INFORMATION SHOWN:
--------
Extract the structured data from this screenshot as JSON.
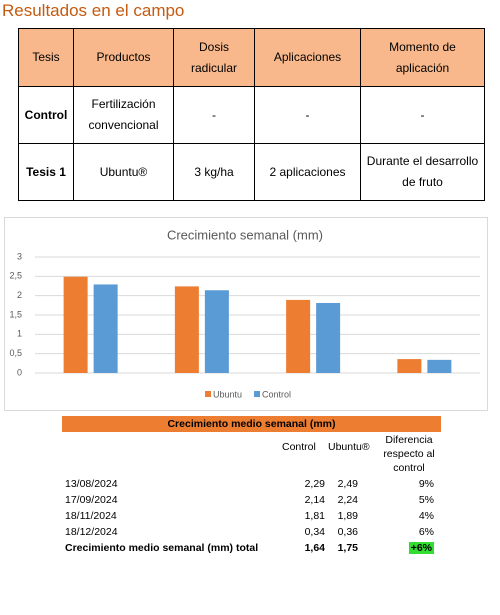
{
  "header": {
    "title": "Resultados en el campo"
  },
  "table": {
    "columns": [
      "Tesis",
      "Productos",
      "Dosis radicular",
      "Aplicaciones",
      "Momento de aplicación"
    ],
    "rows": [
      [
        "Control",
        "Fertilización convencional",
        "-",
        "-",
        "-"
      ],
      [
        "Tesis 1",
        "Ubuntu®",
        "3 kg/ha",
        "2 aplicaciones",
        "Durante el desarrollo de fruto"
      ]
    ]
  },
  "chart_data": {
    "type": "bar",
    "title": "Crecimiento semanal (mm)",
    "categories": [
      null,
      null,
      null,
      null
    ],
    "series": [
      {
        "name": "Ubuntu",
        "color": "#ed7d31",
        "values": [
          2.49,
          2.24,
          1.89,
          0.36
        ]
      },
      {
        "name": "Control",
        "color": "#5b9bd5",
        "values": [
          2.29,
          2.14,
          1.81,
          0.34
        ]
      }
    ],
    "ylim": [
      0,
      3
    ],
    "yticks": [
      0,
      {
        "value": 0.5,
        "label": "0,5"
      },
      1,
      {
        "value": 1.5,
        "label": "1,5"
      },
      2,
      {
        "value": 2.5,
        "label": "2,5"
      },
      3
    ],
    "grid": true,
    "legend": "bottom"
  },
  "summary": {
    "title": "Crecimiento medio semanal (mm)",
    "columns": [
      "Control",
      "Ubuntu®",
      "Diferencia respecto al control"
    ],
    "rows": [
      [
        "13/08/2024",
        "2,29",
        "2,49",
        "9%"
      ],
      [
        "17/09/2024",
        "2,14",
        "2,24",
        "5%"
      ],
      [
        "18/11/2024",
        "1,81",
        "1,89",
        "4%"
      ],
      [
        "18/12/2024",
        "0,34",
        "0,36",
        "6%"
      ]
    ],
    "total": [
      "Crecimiento medio semanal (mm) total",
      "1,64",
      "1,75",
      "+6%"
    ]
  }
}
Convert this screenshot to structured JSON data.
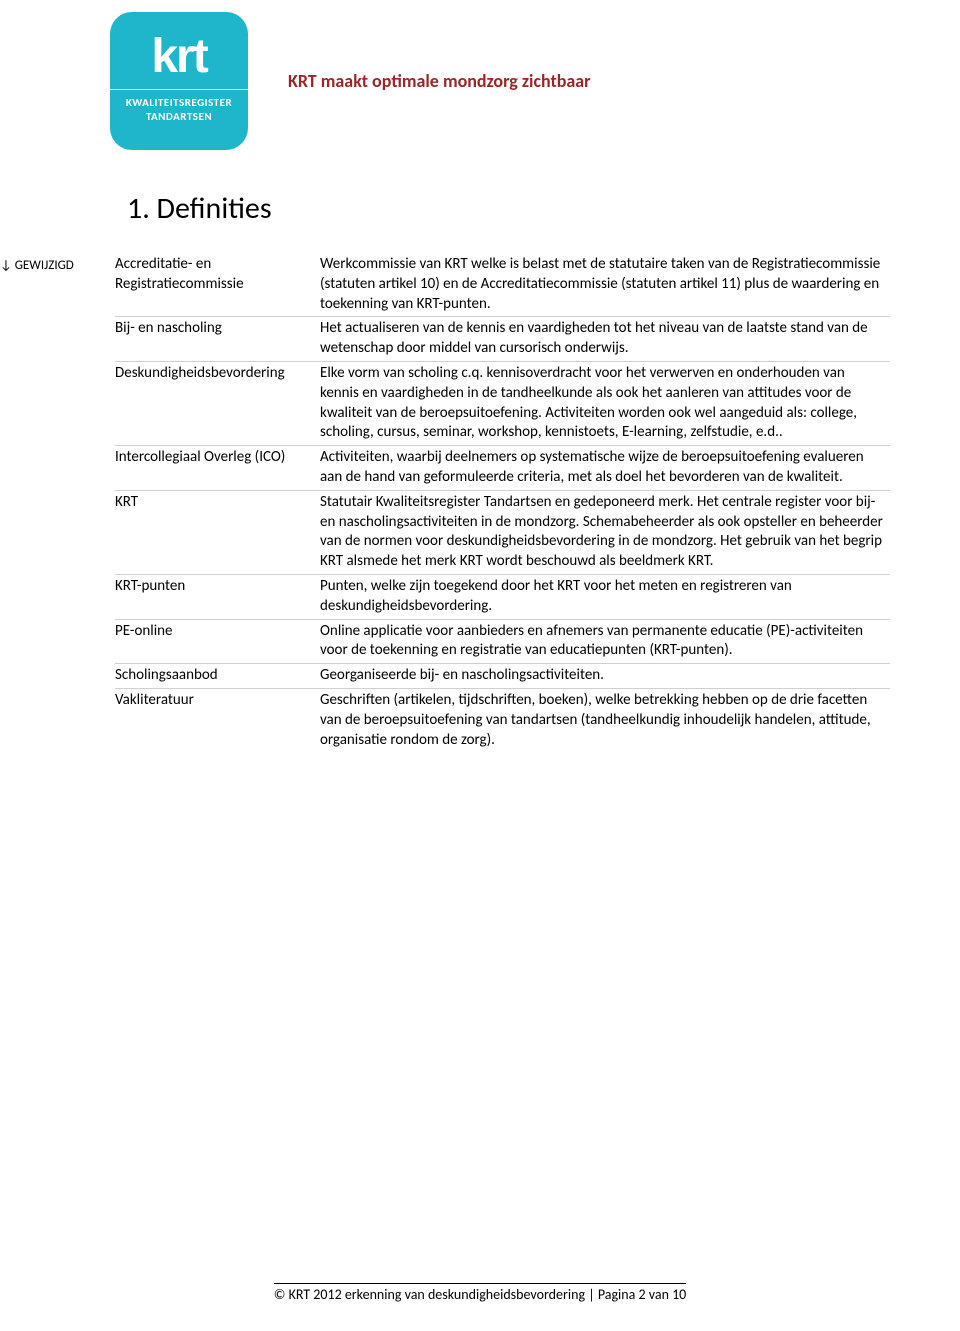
{
  "colors": {
    "tagline": "#9a2626",
    "logo_bg": "#1fb6cc",
    "border": "#d0d0d0"
  },
  "logo": {
    "short": "krt",
    "sub1": "KWALITEITSREGISTER",
    "sub2": "TANDARTSEN"
  },
  "tagline": "KRT maakt optimale mondzorg zichtbaar",
  "side_label": "↓ GEWIJZIGD",
  "heading": "1. Definities",
  "definitions": [
    {
      "term": "Accreditatie- en Registratiecommissie",
      "def": "Werkcommissie van KRT welke is belast met de statutaire taken van de Registratiecommissie (statuten artikel 10) en de Accreditatiecommissie (statuten artikel 11) plus de waardering en toekenning van KRT-punten."
    },
    {
      "term": "Bij- en nascholing",
      "def": "Het actualiseren van de kennis en vaardigheden tot het niveau van de laatste stand van de wetenschap door middel van cursorisch onderwijs."
    },
    {
      "term": "Deskundigheidsbevordering",
      "def": "Elke vorm van scholing c.q. kennisoverdracht voor het verwerven en onderhouden van kennis en vaardigheden in de tandheelkunde als ook het aanleren van attitudes voor de kwaliteit van de beroepsuitoefening. Activiteiten worden ook wel aangeduid als: college, scholing, cursus, seminar, workshop, kennistoets, E-learning, zelfstudie, e.d.."
    },
    {
      "term": "Intercollegiaal Overleg (ICO)",
      "def": "Activiteiten, waarbij deelnemers op systematische wijze de beroepsuitoefening evalueren aan de hand van geformuleerde criteria, met als doel het bevorderen van de kwaliteit."
    },
    {
      "term": "KRT",
      "def": "Statutair Kwaliteitsregister Tandartsen en gedeponeerd merk. Het centrale register voor bij- en nascholingsactiviteiten in de mondzorg. Schemabeheerder als ook opsteller en beheerder van de normen voor deskundigheidsbevordering in de mondzorg. Het gebruik van het begrip KRT alsmede het merk KRT wordt beschouwd als beeldmerk KRT."
    },
    {
      "term": "KRT-punten",
      "def": "Punten, welke zijn toegekend door het KRT voor het meten en registreren van deskundigheidsbevordering."
    },
    {
      "term": "PE-online",
      "def": "Online applicatie voor aanbieders en afnemers van permanente educatie (PE)-activiteiten voor  de toekenning en registratie van educatiepunten (KRT-punten)."
    },
    {
      "term": "Scholingsaanbod",
      "def": "Georganiseerde bij- en nascholingsactiviteiten."
    },
    {
      "term": "Vakliteratuur",
      "def": "Geschriften (artikelen, tijdschriften, boeken), welke betrekking hebben op de drie facetten van de beroepsuitoefening van tandartsen (tandheelkundig inhoudelijk handelen, attitude, organisatie rondom de zorg)."
    }
  ],
  "footer": "© KRT 2012 erkenning van deskundigheidsbevordering | Pagina 2 van 10"
}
--------
WHAT THIS TASK INVOLVES: Write out all the entries again, word for word, and print no images.

SOLUTION TO THE EXERCISE:
Extract the structured data from this screenshot as JSON.
{
  "header": {
    "title": "Resultados en el campo"
  },
  "table": {
    "columns": [
      "Tesis",
      "Productos",
      "Dosis radicular",
      "Aplicaciones",
      "Momento de aplicación"
    ],
    "rows": [
      [
        "Control",
        "Fertilización convencional",
        "-",
        "-",
        "-"
      ],
      [
        "Tesis 1",
        "Ubuntu®",
        "3 kg/ha",
        "2 aplicaciones",
        "Durante el desarrollo de fruto"
      ]
    ]
  },
  "chart_data": {
    "type": "bar",
    "title": "Crecimiento semanal (mm)",
    "categories": [
      null,
      null,
      null,
      null
    ],
    "series": [
      {
        "name": "Ubuntu",
        "color": "#ed7d31",
        "values": [
          2.49,
          2.24,
          1.89,
          0.36
        ]
      },
      {
        "name": "Control",
        "color": "#5b9bd5",
        "values": [
          2.29,
          2.14,
          1.81,
          0.34
        ]
      }
    ],
    "ylim": [
      0,
      3
    ],
    "yticks": [
      0,
      {
        "value": 0.5,
        "label": "0,5"
      },
      1,
      {
        "value": 1.5,
        "label": "1,5"
      },
      2,
      {
        "value": 2.5,
        "label": "2,5"
      },
      3
    ],
    "grid": true,
    "legend": "bottom"
  },
  "summary": {
    "title": "Crecimiento medio semanal (mm)",
    "columns": [
      "Control",
      "Ubuntu®",
      "Diferencia respecto al control"
    ],
    "rows": [
      [
        "13/08/2024",
        "2,29",
        "2,49",
        "9%"
      ],
      [
        "17/09/2024",
        "2,14",
        "2,24",
        "5%"
      ],
      [
        "18/11/2024",
        "1,81",
        "1,89",
        "4%"
      ],
      [
        "18/12/2024",
        "0,34",
        "0,36",
        "6%"
      ]
    ],
    "total": [
      "Crecimiento medio semanal (mm) total",
      "1,64",
      "1,75",
      "+6%"
    ]
  }
}
Convert this screenshot to structured JSON data.
{
  "colors": {
    "tagline": "#9a2626",
    "logo_bg": "#1fb6cc",
    "border": "#d0d0d0"
  },
  "logo": {
    "short": "krt",
    "sub1": "KWALITEITSREGISTER",
    "sub2": "TANDARTSEN"
  },
  "tagline": "KRT maakt optimale mondzorg zichtbaar",
  "side_label": "↓ GEWIJZIGD",
  "heading": "1. Definities",
  "definitions": [
    {
      "term": "Accreditatie- en Registratiecommissie",
      "def": "Werkcommissie van KRT welke is belast met de statutaire taken van de Registratiecommissie (statuten artikel 10) en de Accreditatiecommissie (statuten artikel 11) plus de waardering en toekenning van KRT-punten."
    },
    {
      "term": "Bij- en nascholing",
      "def": "Het actualiseren van de kennis en vaardigheden tot het niveau van de laatste stand van de wetenschap door middel van cursorisch onderwijs."
    },
    {
      "term": "Deskundigheidsbevordering",
      "def": "Elke vorm van scholing c.q. kennisoverdracht voor het verwerven en onderhouden van kennis en vaardigheden in de tandheelkunde als ook het aanleren van attitudes voor de kwaliteit van de beroepsuitoefening. Activiteiten worden ook wel aangeduid als: college, scholing, cursus, seminar, workshop, kennistoets, E-learning, zelfstudie, e.d.."
    },
    {
      "term": "Intercollegiaal Overleg (ICO)",
      "def": "Activiteiten, waarbij deelnemers op systematische wijze de beroepsuitoefening evalueren aan de hand van geformuleerde criteria, met als doel het bevorderen van de kwaliteit."
    },
    {
      "term": "KRT",
      "def": "Statutair Kwaliteitsregister Tandartsen en gedeponeerd merk. Het centrale register voor bij- en nascholingsactiviteiten in de mondzorg. Schemabeheerder als ook opsteller en beheerder van de normen voor deskundigheidsbevordering in de mondzorg. Het gebruik van het begrip KRT alsmede het merk KRT wordt beschouwd als beeldmerk KRT."
    },
    {
      "term": "KRT-punten",
      "def": "Punten, welke zijn toegekend door het KRT voor het meten en registreren van deskundigheidsbevordering."
    },
    {
      "term": "PE-online",
      "def": "Online applicatie voor aanbieders en afnemers van permanente educatie (PE)-activiteiten voor  de toekenning en registratie van educatiepunten (KRT-punten)."
    },
    {
      "term": "Scholingsaanbod",
      "def": "Georganiseerde bij- en nascholingsactiviteiten."
    },
    {
      "term": "Vakliteratuur",
      "def": "Geschriften (artikelen, tijdschriften, boeken), welke betrekking hebben op de drie facetten van de beroepsuitoefening van tandartsen (tandheelkundig inhoudelijk handelen, attitude, organisatie rondom de zorg)."
    }
  ],
  "footer": "© KRT 2012 erkenning van deskundigheidsbevordering | Pagina 2 van 10"
}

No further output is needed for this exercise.